- **Transcription dataset entries**:

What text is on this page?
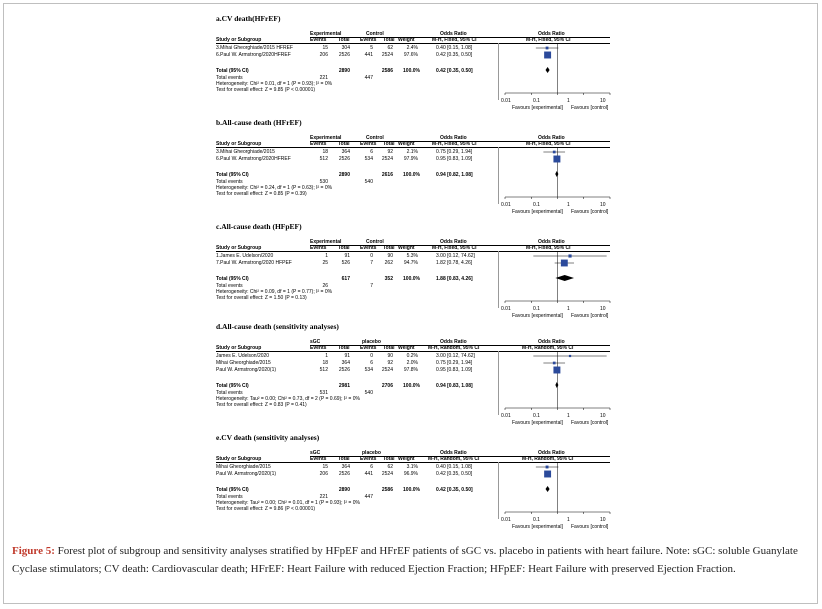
a.CV death(HFrEF)
Experimental	Control	Odds Ratio	Odds Ratio
Study or Subgroup	Events Total Events Total Weight	M-H, Fixed, 95% CI	M-H, Fixed, 95% CI
3.Mihai Gheorghiade/2015 HFREF	15	304	5	62	2.4%	0.40 [0.15, 1.08]
6.Paul W. Armstrong/2020HFREF	206	2526	441	2524	97.6%	0.42 [0.35, 0.50]
Total (95% CI)	2890	2586	100.0%	0.42 [0.35, 0.50]
Total events	221	447
Heterogeneity: Chi² = 0.01, df = 1 (P = 0.93); I² = 0%
Test for overall effect: Z = 9.85 (P < 0.00001)
0.01	0.1	1	10
Favours [experimental] Favours [control]
b.All-cause death (HFrEF)
Experimental	Control	Odds Ratio	Odds Ratio
Study or Subgroup	Events Total Events Total Weight	M-H, Fixed, 95% CI	M-H, Fixed, 95% CI
3.Mihai Gheorghiade/2015	18	364	6	92	2.1%	0.75 [0.29, 1.94]
6.Paul W. Armstrong/2020HFREF	512	2526	534	2524	97.9%	0.95 [0.83, 1.09]
Total (95% CI)	2890	2616	100.0%	0.94 [0.82, 1.08]
Total events	530	540
Heterogeneity: Chi² = 0.24, df = 1 (P = 0.63); I² = 0%
Test for overall effect: Z = 0.85 (P = 0.39)
0.01	0.1	1	10
Favours [experimental] Favours [control]
c.All-cause death (HFpEF)
Experimental	Control	Odds Ratio	Odds Ratio
Study or Subgroup	Events Total Events Total Weight	M-H, Fixed, 95% CI	M-H, Fixed, 95% CI
1.James E. Udelson/2020	1	91	0	90	5.3%	3.00 [0.12, 74.62]
7.Paul W. Armstrong/2020 HFPEF	25	526	7	262	94.7%	1.82 [0.78, 4.26]
Total (95% CI)	617	352	100.0%	1.88 [0.83, 4.26]
Total events	26	7
Heterogeneity: Chi² = 0.09, df = 1 (P = 0.77); I² = 0%
Test for overall effect: Z = 1.50 (P = 0.13)
0.01	0.1	1	10
Favours [experimental] Favours [control]
d.All-cause death (sensitivity analyses)
sGC	placebo	Odds Ratio	Odds Ratio
Study or Subgroup	Events Total Events Total Weight	M-H, Random, 95% CI	M-H, Random, 95% CI
James E. Udelson/2020	1	91	0	90	0.2%	3.00 [0.12, 74.62]
Mihai Gheorghiade/2015	18	364	6	92	2.0%	0.75 [0.29, 1.94]
Paul W. Armstrong/2020(1)	512	2526	534	2524	97.8%	0.95 [0.83, 1.09]
Total (95% CI)	2981	2706	100.0%	0.94 [0.83, 1.08]
Total events	531	540
Heterogeneity: Tau² = 0.00; Chi² = 0.73, df = 2 (P = 0.69); I² = 0%
Test for overall effect: Z = 0.83 (P = 0.41)
0.01	0.1	1	10
Favours [experimental] Favours [control]
e.CV death (sensitivity analyses)
sGC	placebo	Odds Ratio	Odds Ratio
Study or Subgroup	Events Total Events Total Weight	M-H, Random, 95% CI	M-H, Random, 95% CI
Mihai Gheorghiade/2015	15	364	6	62	3.1%	0.40 [0.15, 1.08]
Paul W. Armstrong/2020(1)	206	2526	441	2524	96.9%	0.42 [0.35, 0.50]
Total (95% CI)	2890	2586	100.0%	0.42 [0.35, 0.50]
Total events	221	447
Heterogeneity: Tau² = 0.00; Chi² = 0.01, df = 1 (P = 0.93); I² = 0%
Test for overall effect: Z = 9.86 (P < 0.00001)
0.01	0.1	1	10
Favours [experimental] Favours [control]
Figure 5: Forest plot of subgroup and sensitivity analyses stratified by HFpEF and HFrEF patients of sGC vs. placebo in patients with heart failure. Note: sGC: soluble Guanylate Cyclase stimulators; CV death: Cardiovascular death; HFrEF: Heart Failure with reduced Ejection Fraction; HFpEF: Heart Failure with preserved Ejection Fraction.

- **What you need to do**: All of the lines above should be copied exactly, apart from the pictures.

- **Task output**:
What text is on this page?
a.CV death(HFrEF)
Experimental	Control	Odds Ratio	Odds Ratio
Study or Subgroup	Events Total Events Total Weight	M-H, Fixed, 95% CI	M-H, Fixed, 95% CI
3.Mihai Gheorghiade/2015 HFREF	15	304	5	62	2.4%	0.40 [0.15, 1.08]
6.Paul W. Armstrong/2020HFREF	206	2526	441	2524	97.6%	0.42 [0.35, 0.50]
Total (95% CI)	2890	2586	100.0%	0.42 [0.35, 0.50]
Total events	221	447
Heterogeneity: Chi² = 0.01, df = 1 (P = 0.93); I² = 0%
Test for overall effect: Z = 9.85 (P < 0.00001)
0.01	0.1	1	10
Favours [experimental] Favours [control]
b.All-cause death (HFrEF)
Experimental	Control	Odds Ratio	Odds Ratio
Study or Subgroup	Events Total Events Total Weight	M-H, Fixed, 95% CI	M-H, Fixed, 95% CI
3.Mihai Gheorghiade/2015	18	364	6	92	2.1%	0.75 [0.29, 1.94]
6.Paul W. Armstrong/2020HFREF	512	2526	534	2524	97.9%	0.95 [0.83, 1.09]
Total (95% CI)	2890	2616	100.0%	0.94 [0.82, 1.08]
Total events	530	540
Heterogeneity: Chi² = 0.24, df = 1 (P = 0.63); I² = 0%
Test for overall effect: Z = 0.85 (P = 0.39)
0.01	0.1	1	10
Favours [experimental] Favours [control]
c.All-cause death (HFpEF)
Experimental	Control	Odds Ratio	Odds Ratio
Study or Subgroup	Events Total Events Total Weight	M-H, Fixed, 95% CI	M-H, Fixed, 95% CI
1.James E. Udelson/2020	1	91	0	90	5.3%	3.00 [0.12, 74.62]
7.Paul W. Armstrong/2020 HFPEF	25	526	7	262	94.7%	1.82 [0.78, 4.26]
Total (95% CI)	617	352	100.0%	1.88 [0.83, 4.26]
Total events	26	7
Heterogeneity: Chi² = 0.09, df = 1 (P = 0.77); I² = 0%
Test for overall effect: Z = 1.50 (P = 0.13)
0.01	0.1	1	10
Favours [experimental] Favours [control]
d.All-cause death (sensitivity analyses)
sGC	placebo	Odds Ratio	Odds Ratio
Study or Subgroup	Events Total Events Total Weight	M-H, Random, 95% CI	M-H, Random, 95% CI
James E. Udelson/2020	1	91	0	90	0.2%	3.00 [0.12, 74.62]
Mihai Gheorghiade/2015	18	364	6	92	2.0%	0.75 [0.29, 1.94]
Paul W. Armstrong/2020(1)	512	2526	534	2524	97.8%	0.95 [0.83, 1.09]
Total (95% CI)	2981	2706	100.0%	0.94 [0.83, 1.08]
Total events	531	540
Heterogeneity: Tau² = 0.00; Chi² = 0.73, df = 2 (P = 0.69); I² = 0%
Test for overall effect: Z = 0.83 (P = 0.41)
0.01	0.1	1	10
Favours [experimental] Favours [control]
e.CV death (sensitivity analyses)
sGC	placebo	Odds Ratio	Odds Ratio
Study or Subgroup	Events Total Events Total Weight	M-H, Random, 95% CI	M-H, Random, 95% CI
Mihai Gheorghiade/2015	15	364	6	62	3.1%	0.40 [0.15, 1.08]
Paul W. Armstrong/2020(1)	206	2526	441	2524	96.9%	0.42 [0.35, 0.50]
Total (95% CI)	2890	2586	100.0%	0.42 [0.35, 0.50]
Total events	221	447
Heterogeneity: Tau² = 0.00; Chi² = 0.01, df = 1 (P = 0.93); I² = 0%
Test for overall effect: Z = 9.86 (P < 0.00001)
0.01	0.1	1	10
Favours [experimental] Favours [control]
Figure 5: Forest plot of subgroup and sensitivity analyses stratified by HFpEF and HFrEF patients of sGC vs. placebo in patients with heart failure. Note: sGC: soluble Guanylate Cyclase stimulators; CV death: Cardiovascular death; HFrEF: Heart Failure with reduced Ejection Fraction; HFpEF: Heart Failure with preserved Ejection Fraction.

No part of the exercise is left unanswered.